### Materials provided
——————
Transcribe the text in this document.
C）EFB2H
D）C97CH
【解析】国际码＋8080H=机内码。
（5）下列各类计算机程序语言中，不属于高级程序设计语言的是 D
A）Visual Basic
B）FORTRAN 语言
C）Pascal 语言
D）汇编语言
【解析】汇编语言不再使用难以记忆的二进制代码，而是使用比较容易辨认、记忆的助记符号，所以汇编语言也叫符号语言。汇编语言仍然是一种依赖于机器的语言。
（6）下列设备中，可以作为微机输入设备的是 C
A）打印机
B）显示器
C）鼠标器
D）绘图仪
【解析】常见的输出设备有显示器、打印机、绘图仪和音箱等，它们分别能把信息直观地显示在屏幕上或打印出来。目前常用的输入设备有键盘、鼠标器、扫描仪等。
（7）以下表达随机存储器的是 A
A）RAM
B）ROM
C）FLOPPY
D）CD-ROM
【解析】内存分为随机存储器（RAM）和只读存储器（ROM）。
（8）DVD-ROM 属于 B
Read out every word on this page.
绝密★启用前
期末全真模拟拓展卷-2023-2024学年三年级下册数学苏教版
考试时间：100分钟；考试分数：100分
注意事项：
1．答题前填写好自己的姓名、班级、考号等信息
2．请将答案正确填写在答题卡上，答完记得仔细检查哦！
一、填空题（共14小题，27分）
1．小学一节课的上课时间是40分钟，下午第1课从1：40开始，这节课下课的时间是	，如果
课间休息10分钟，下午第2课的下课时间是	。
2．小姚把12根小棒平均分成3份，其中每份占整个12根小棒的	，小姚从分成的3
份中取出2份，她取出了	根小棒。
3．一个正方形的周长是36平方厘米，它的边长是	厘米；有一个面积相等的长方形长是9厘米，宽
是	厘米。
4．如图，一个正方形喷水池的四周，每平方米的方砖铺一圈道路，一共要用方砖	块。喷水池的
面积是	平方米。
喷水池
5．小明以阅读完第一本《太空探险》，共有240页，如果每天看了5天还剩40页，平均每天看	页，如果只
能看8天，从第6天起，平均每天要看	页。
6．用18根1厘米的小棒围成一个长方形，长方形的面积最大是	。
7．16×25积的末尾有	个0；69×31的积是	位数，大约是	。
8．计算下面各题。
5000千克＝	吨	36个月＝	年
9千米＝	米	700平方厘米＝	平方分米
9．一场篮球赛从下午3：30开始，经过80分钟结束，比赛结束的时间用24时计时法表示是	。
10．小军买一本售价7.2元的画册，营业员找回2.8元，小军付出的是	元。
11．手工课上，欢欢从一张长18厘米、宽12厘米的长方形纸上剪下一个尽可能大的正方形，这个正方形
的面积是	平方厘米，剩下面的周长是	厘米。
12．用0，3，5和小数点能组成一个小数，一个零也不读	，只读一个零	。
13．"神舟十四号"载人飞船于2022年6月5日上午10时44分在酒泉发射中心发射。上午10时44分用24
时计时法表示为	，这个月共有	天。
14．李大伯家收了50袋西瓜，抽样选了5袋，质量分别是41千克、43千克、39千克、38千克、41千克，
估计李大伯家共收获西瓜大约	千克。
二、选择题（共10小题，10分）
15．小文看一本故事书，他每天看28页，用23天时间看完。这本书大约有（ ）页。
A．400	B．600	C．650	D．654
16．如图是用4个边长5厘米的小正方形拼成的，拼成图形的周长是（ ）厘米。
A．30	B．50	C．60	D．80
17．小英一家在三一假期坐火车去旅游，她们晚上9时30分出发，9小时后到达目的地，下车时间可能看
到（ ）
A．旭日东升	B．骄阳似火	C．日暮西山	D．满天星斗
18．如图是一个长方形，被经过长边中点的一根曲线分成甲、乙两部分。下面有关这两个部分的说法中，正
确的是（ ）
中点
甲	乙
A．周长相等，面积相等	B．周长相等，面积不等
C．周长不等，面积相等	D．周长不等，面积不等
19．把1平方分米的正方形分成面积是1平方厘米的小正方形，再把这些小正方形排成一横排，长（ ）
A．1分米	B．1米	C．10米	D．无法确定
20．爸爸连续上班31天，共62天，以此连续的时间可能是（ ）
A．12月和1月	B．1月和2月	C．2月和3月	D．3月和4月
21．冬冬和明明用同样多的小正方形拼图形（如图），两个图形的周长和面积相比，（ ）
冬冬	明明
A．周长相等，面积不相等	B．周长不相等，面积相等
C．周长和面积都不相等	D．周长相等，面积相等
——————
### Instruction
All of the data must be returned exactly.

### Exercise solution
Transcribe the text in this document.
C）EFB2H
D）C97CH
【解析】国际码＋8080H=机内码。
（5）下列各类计算机程序语言中，不属于高级程序设计语言的是 D
A）Visual Basic
B）FORTRAN 语言
C）Pascal 语言
D）汇编语言
【解析】汇编语言不再使用难以记忆的二进制代码，而是使用比较容易辨认、记忆的助记符号，所以汇编语言也叫符号语言。汇编语言仍然是一种依赖于机器的语言。
（6）下列设备中，可以作为微机输入设备的是 C
A）打印机
B）显示器
C）鼠标器
D）绘图仪
【解析】常见的输出设备有显示器、打印机、绘图仪和音箱等，它们分别能把信息直观地显示在屏幕上或打印出来。目前常用的输入设备有键盘、鼠标器、扫描仪等。
（7）以下表达随机存储器的是 A
A）RAM
B）ROM
C）FLOPPY
D）CD-ROM
【解析】内存分为随机存储器（RAM）和只读存储器（ROM）。
（8）DVD-ROM 属于 B
Read out every word on this page.
绝密★启用前
期末全真模拟拓展卷-2023-2024学年三年级下册数学苏教版
考试时间：100分钟；考试分数：100分
注意事项：
1．答题前填写好自己的姓名、班级、考号等信息
2．请将答案正确填写在答题卡上，答完记得仔细检查哦！
一、填空题（共14小题，27分）
1．小学一节课的上课时间是40分钟，下午第1课从1：40开始，这节课下课的时间是	，如果
课间休息10分钟，下午第2课的下课时间是	。
2．小姚把12根小棒平均分成3份，其中每份占整个12根小棒的	，小姚从分成的3
份中取出2份，她取出了	根小棒。
3．一个正方形的周长是36平方厘米，它的边长是	厘米；有一个面积相等的长方形长是9厘米，宽
是	厘米。
4．如图，一个正方形喷水池的四周，每平方米的方砖铺一圈道路，一共要用方砖	块。喷水池的
面积是	平方米。
喷水池
5．小明以阅读完第一本《太空探险》，共有240页，如果每天看了5天还剩40页，平均每天看	页，如果只
能看8天，从第6天起，平均每天要看	页。
6．用18根1厘米的小棒围成一个长方形，长方形的面积最大是	。
7．16×25积的末尾有	个0；69×31的积是	位数，大约是	。
8．计算下面各题。
5000千克＝	吨	36个月＝	年
9千米＝	米	700平方厘米＝	平方分米
9．一场篮球赛从下午3：30开始，经过80分钟结束，比赛结束的时间用24时计时法表示是	。
10．小军买一本售价7.2元的画册，营业员找回2.8元，小军付出的是	元。
11．手工课上，欢欢从一张长18厘米、宽12厘米的长方形纸上剪下一个尽可能大的正方形，这个正方形
的面积是	平方厘米，剩下面的周长是	厘米。
12．用0，3，5和小数点能组成一个小数，一个零也不读	，只读一个零	。
13．"神舟十四号"载人飞船于2022年6月5日上午10时44分在酒泉发射中心发射。上午10时44分用24
时计时法表示为	，这个月共有	天。
14．李大伯家收了50袋西瓜，抽样选了5袋，质量分别是41千克、43千克、39千克、38千克、41千克，
估计李大伯家共收获西瓜大约	千克。
二、选择题（共10小题，10分）
15．小文看一本故事书，他每天看28页，用23天时间看完。这本书大约有（ ）页。
A．400	B．600	C．650	D．654
16．如图是用4个边长5厘米的小正方形拼成的，拼成图形的周长是（ ）厘米。
A．30	B．50	C．60	D．80
17．小英一家在三一假期坐火车去旅游，她们晚上9时30分出发，9小时后到达目的地，下车时间可能看
到（ ）
A．旭日东升	B．骄阳似火	C．日暮西山	D．满天星斗
18．如图是一个长方形，被经过长边中点的一根曲线分成甲、乙两部分。下面有关这两个部分的说法中，正
确的是（ ）
中点
甲	乙
A．周长相等，面积相等	B．周长相等，面积不等
C．周长不等，面积相等	D．周长不等，面积不等
19．把1平方分米的正方形分成面积是1平方厘米的小正方形，再把这些小正方形排成一横排，长（ ）
A．1分米	B．1米	C．10米	D．无法确定
20．爸爸连续上班31天，共62天，以此连续的时间可能是（ ）
A．12月和1月	B．1月和2月	C．2月和3月	D．3月和4月
21．冬冬和明明用同样多的小正方形拼图形（如图），两个图形的周长和面积相比，（ ）
冬冬	明明
A．周长相等，面积不相等	B．周长不相等，面积相等
C．周长和面积都不相等	D．周长相等，面积相等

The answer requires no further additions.